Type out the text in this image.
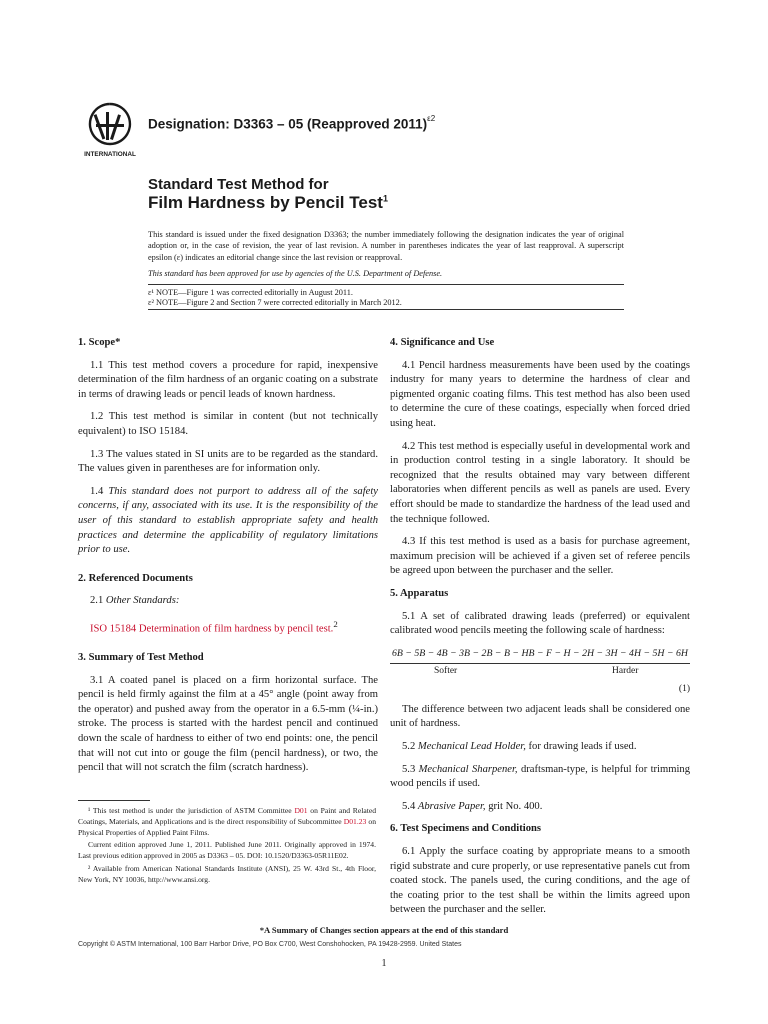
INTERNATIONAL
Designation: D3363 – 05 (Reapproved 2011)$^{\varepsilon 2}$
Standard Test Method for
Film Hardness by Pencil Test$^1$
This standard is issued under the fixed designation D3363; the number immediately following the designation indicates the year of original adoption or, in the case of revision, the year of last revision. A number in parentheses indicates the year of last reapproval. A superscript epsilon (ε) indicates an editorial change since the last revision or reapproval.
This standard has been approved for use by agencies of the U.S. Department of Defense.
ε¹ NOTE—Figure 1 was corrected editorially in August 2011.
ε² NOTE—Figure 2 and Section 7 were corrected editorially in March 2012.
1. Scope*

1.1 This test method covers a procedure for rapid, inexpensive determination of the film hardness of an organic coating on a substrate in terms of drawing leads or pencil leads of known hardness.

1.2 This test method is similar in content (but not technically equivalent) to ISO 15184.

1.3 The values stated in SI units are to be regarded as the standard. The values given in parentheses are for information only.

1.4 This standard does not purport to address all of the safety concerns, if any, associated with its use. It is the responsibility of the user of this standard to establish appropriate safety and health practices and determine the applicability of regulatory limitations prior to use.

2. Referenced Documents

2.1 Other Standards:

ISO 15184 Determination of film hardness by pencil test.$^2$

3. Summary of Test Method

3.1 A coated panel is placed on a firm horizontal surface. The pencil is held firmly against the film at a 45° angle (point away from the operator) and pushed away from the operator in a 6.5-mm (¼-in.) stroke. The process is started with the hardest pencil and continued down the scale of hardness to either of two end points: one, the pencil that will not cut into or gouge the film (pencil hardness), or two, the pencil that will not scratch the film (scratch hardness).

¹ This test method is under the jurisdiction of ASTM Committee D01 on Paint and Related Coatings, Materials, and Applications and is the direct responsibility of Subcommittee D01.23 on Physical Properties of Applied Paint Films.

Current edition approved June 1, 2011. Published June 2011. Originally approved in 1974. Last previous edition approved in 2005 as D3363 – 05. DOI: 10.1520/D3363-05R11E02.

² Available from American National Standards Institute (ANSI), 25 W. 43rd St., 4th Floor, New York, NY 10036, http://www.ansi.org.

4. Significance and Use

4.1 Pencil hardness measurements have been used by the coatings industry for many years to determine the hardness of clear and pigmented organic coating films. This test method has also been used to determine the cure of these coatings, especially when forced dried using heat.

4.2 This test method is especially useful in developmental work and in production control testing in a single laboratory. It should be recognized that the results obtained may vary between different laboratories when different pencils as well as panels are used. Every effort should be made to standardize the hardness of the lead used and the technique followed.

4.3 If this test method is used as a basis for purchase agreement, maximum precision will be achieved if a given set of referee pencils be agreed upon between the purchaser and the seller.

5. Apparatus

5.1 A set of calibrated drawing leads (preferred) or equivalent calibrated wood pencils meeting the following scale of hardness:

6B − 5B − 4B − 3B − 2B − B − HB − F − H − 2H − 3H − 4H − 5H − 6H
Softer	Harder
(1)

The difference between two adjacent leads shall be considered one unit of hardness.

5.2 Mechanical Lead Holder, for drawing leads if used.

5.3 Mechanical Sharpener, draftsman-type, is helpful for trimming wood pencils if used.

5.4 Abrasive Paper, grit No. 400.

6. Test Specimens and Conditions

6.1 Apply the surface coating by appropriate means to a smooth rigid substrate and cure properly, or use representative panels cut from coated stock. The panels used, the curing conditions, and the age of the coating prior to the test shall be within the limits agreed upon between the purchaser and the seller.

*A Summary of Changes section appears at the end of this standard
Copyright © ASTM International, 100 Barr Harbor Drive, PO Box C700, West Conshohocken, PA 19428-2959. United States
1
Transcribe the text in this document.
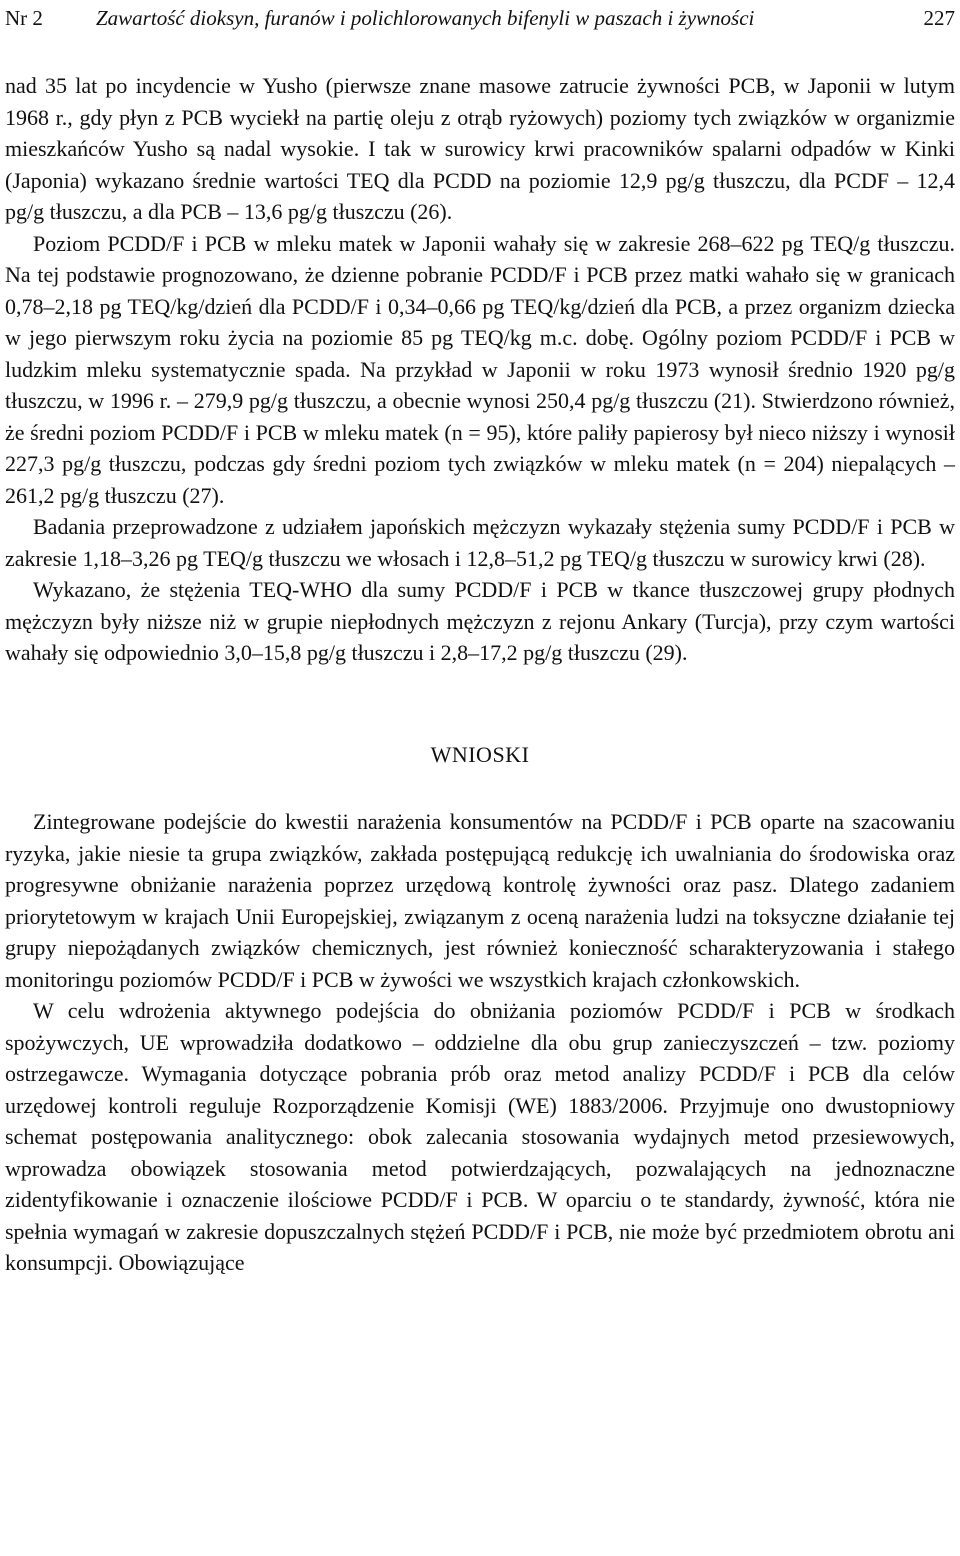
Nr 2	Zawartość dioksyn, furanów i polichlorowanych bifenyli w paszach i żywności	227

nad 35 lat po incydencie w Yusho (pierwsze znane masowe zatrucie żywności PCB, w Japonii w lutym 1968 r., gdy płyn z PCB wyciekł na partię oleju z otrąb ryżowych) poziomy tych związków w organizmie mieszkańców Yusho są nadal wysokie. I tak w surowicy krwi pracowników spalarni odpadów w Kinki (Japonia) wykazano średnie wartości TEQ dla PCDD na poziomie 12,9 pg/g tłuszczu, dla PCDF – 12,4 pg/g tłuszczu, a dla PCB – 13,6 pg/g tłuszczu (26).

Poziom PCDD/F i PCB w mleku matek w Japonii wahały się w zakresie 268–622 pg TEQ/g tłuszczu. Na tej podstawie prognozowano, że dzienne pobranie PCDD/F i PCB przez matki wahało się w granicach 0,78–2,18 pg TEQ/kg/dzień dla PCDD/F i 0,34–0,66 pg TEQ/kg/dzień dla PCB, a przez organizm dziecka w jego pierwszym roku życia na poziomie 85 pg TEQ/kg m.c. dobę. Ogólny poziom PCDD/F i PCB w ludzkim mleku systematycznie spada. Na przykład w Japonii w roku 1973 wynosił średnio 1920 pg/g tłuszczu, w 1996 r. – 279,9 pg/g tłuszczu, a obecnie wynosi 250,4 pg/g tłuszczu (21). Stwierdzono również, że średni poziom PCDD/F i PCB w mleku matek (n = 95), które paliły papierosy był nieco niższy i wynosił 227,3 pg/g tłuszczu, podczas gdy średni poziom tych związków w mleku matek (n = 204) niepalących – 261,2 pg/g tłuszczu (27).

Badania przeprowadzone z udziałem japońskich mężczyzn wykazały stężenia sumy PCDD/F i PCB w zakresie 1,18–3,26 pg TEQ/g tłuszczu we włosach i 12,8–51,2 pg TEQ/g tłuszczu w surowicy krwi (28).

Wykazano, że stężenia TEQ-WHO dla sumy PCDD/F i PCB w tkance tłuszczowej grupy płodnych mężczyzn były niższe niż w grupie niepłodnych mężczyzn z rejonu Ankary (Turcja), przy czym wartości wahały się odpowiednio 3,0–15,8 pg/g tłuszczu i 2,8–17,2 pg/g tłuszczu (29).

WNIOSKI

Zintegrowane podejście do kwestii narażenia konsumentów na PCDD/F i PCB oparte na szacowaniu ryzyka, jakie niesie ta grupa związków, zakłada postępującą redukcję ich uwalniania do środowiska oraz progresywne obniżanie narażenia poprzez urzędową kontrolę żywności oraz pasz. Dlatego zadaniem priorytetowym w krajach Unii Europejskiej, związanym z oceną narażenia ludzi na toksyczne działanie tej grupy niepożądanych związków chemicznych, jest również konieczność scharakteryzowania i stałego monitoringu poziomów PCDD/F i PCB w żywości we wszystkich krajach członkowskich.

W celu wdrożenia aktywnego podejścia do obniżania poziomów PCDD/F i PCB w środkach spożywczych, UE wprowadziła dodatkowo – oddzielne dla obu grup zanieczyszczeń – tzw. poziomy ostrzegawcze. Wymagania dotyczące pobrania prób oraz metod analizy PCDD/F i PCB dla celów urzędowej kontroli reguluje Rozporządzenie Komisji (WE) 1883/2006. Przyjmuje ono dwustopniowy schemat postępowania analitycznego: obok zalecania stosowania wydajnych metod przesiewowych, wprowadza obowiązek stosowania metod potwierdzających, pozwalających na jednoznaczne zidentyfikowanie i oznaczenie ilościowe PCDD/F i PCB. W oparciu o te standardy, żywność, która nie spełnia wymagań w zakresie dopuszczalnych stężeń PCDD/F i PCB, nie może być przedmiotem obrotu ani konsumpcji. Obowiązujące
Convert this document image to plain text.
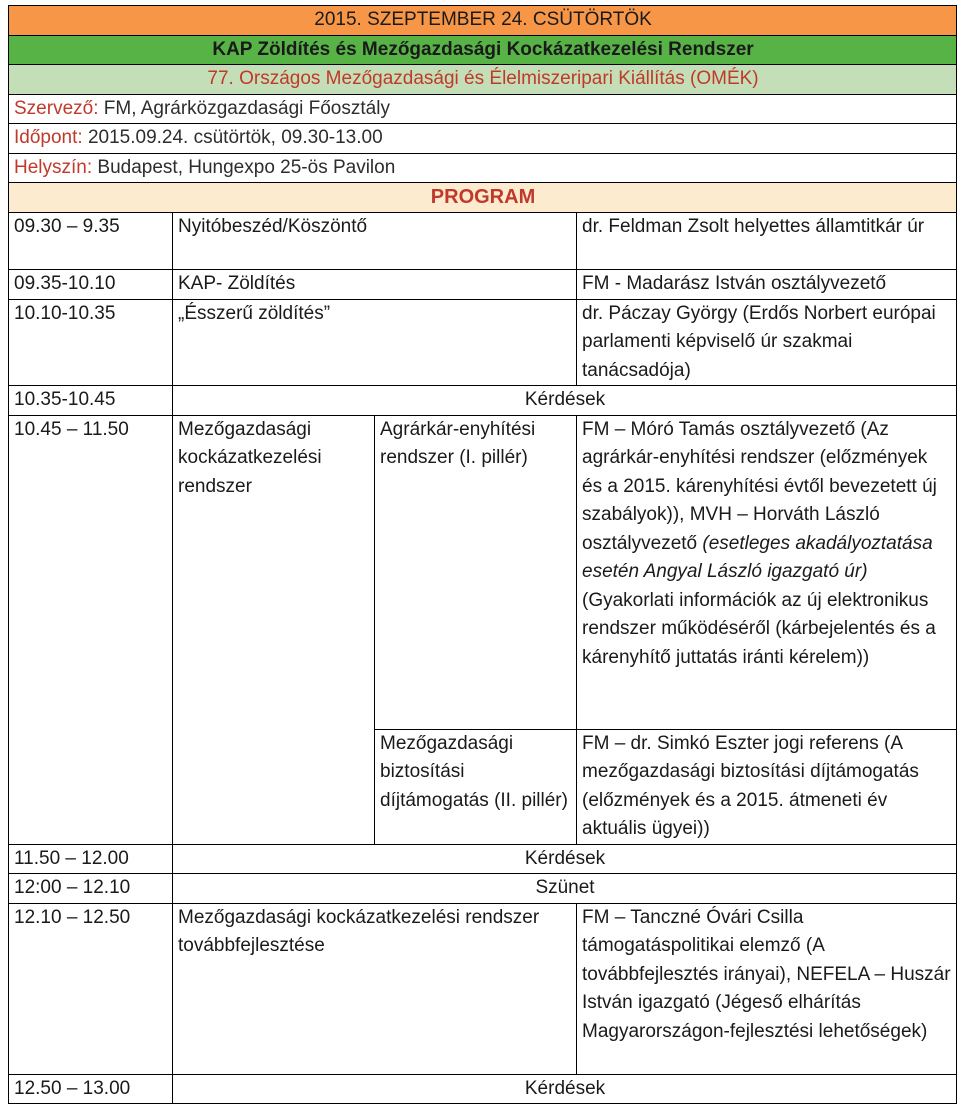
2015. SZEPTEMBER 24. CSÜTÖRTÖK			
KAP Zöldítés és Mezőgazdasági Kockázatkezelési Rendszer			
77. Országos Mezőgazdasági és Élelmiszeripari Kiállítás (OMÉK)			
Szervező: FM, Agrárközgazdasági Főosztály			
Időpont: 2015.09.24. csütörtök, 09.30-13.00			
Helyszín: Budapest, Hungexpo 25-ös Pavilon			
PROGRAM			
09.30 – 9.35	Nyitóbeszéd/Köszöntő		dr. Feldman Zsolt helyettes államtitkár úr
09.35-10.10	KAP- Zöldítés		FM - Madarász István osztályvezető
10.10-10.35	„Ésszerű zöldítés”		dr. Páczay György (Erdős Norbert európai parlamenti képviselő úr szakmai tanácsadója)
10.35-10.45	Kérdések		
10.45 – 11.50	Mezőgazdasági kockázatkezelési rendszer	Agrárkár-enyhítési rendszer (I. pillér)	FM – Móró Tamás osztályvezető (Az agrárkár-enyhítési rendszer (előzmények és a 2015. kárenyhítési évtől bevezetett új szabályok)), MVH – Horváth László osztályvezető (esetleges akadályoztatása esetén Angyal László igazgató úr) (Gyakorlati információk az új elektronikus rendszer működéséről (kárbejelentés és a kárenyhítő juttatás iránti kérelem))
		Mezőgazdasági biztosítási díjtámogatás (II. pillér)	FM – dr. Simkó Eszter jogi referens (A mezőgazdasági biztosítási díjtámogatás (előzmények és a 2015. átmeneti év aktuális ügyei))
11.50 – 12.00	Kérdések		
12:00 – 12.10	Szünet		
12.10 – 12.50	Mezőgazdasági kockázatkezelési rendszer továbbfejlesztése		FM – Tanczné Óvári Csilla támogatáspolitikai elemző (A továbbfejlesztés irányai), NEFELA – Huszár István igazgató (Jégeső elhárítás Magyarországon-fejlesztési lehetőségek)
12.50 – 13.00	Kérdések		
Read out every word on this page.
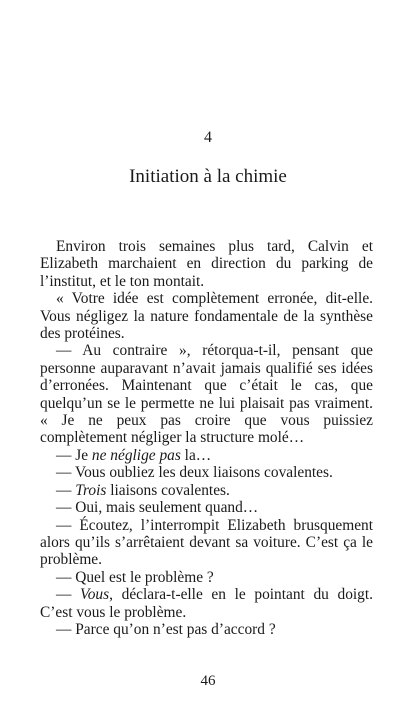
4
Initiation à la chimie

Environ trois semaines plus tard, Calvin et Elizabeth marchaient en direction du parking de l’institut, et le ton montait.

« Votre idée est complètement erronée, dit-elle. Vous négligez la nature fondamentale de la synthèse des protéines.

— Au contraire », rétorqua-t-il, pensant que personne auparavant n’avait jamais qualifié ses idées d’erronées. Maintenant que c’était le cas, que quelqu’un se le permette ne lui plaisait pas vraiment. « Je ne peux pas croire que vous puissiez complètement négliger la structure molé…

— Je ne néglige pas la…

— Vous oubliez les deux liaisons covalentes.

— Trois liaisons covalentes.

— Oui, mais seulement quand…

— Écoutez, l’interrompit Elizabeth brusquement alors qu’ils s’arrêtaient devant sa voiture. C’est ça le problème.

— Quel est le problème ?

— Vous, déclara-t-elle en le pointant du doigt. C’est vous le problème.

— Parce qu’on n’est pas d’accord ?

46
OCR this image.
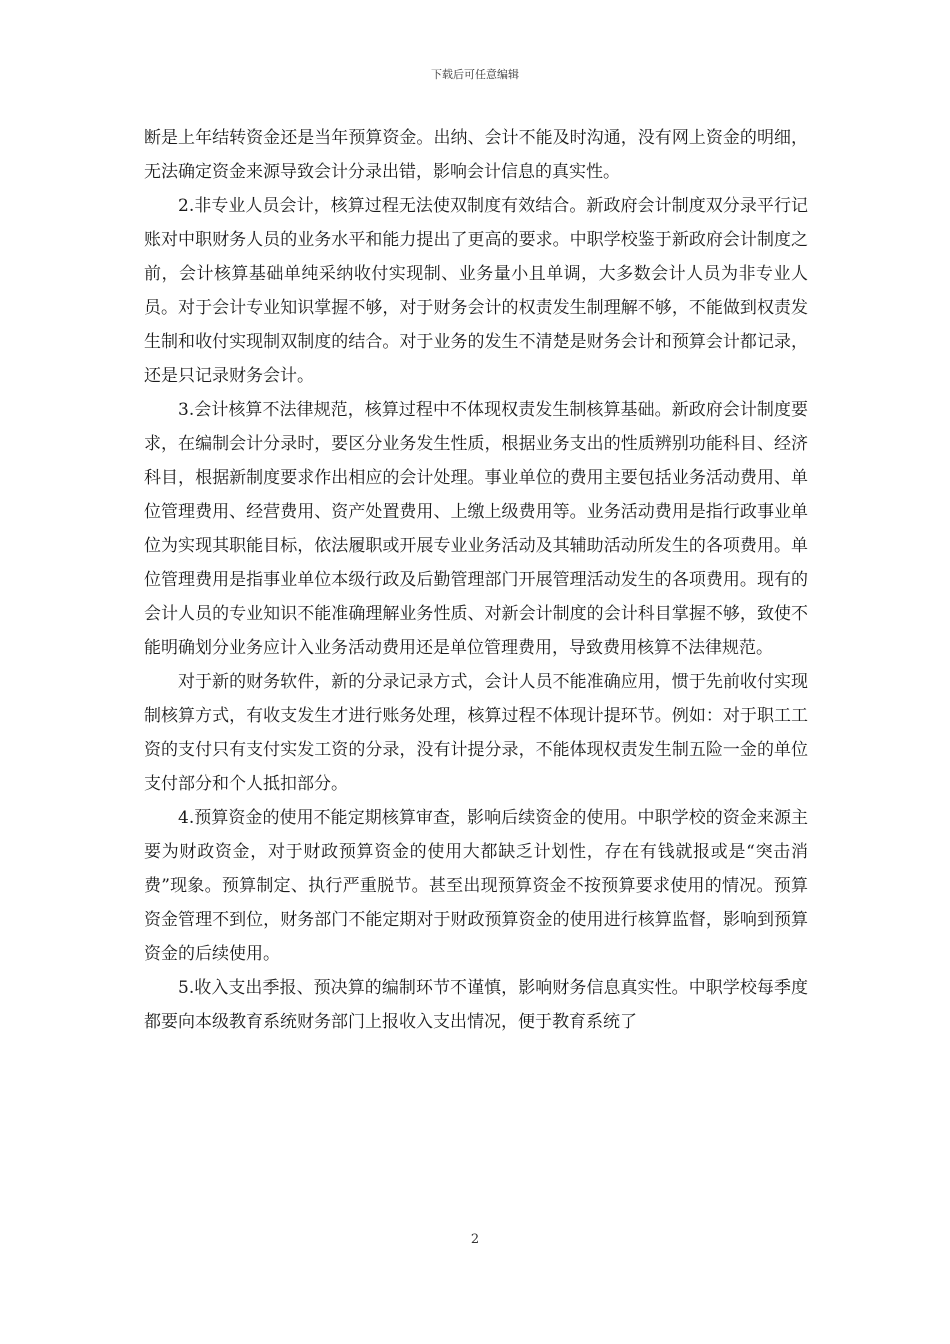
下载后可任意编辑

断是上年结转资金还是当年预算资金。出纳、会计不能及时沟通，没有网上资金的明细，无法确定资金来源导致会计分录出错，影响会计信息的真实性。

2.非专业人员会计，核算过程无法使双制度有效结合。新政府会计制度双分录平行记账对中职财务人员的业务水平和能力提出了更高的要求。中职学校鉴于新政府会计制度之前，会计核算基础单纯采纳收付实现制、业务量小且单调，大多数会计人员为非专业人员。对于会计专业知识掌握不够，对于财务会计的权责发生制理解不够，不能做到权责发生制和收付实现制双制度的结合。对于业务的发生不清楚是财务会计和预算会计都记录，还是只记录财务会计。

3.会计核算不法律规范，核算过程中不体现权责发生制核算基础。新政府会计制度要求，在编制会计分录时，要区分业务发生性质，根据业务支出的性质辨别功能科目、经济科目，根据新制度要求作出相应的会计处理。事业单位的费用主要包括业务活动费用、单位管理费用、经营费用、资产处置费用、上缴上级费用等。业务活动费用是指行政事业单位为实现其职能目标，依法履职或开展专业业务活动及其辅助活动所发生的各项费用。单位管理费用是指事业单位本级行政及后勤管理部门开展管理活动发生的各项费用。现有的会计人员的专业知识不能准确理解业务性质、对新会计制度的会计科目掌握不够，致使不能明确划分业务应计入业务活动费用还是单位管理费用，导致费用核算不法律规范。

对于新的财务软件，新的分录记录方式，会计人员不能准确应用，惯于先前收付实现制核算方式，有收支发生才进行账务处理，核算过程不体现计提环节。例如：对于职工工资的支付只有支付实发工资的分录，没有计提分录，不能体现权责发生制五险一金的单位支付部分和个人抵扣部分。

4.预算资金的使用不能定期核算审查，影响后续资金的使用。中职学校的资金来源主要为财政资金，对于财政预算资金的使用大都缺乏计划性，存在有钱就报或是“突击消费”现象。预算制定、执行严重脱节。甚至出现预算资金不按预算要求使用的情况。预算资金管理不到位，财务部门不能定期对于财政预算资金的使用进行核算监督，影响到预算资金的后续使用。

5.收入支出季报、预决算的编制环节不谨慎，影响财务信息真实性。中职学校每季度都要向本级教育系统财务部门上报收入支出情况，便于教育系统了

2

□ □ □ □

SHORT TASK
From the data above, count the lines where "krwi" occurs and give that figure and nothing else.

TASK RESPONSE
2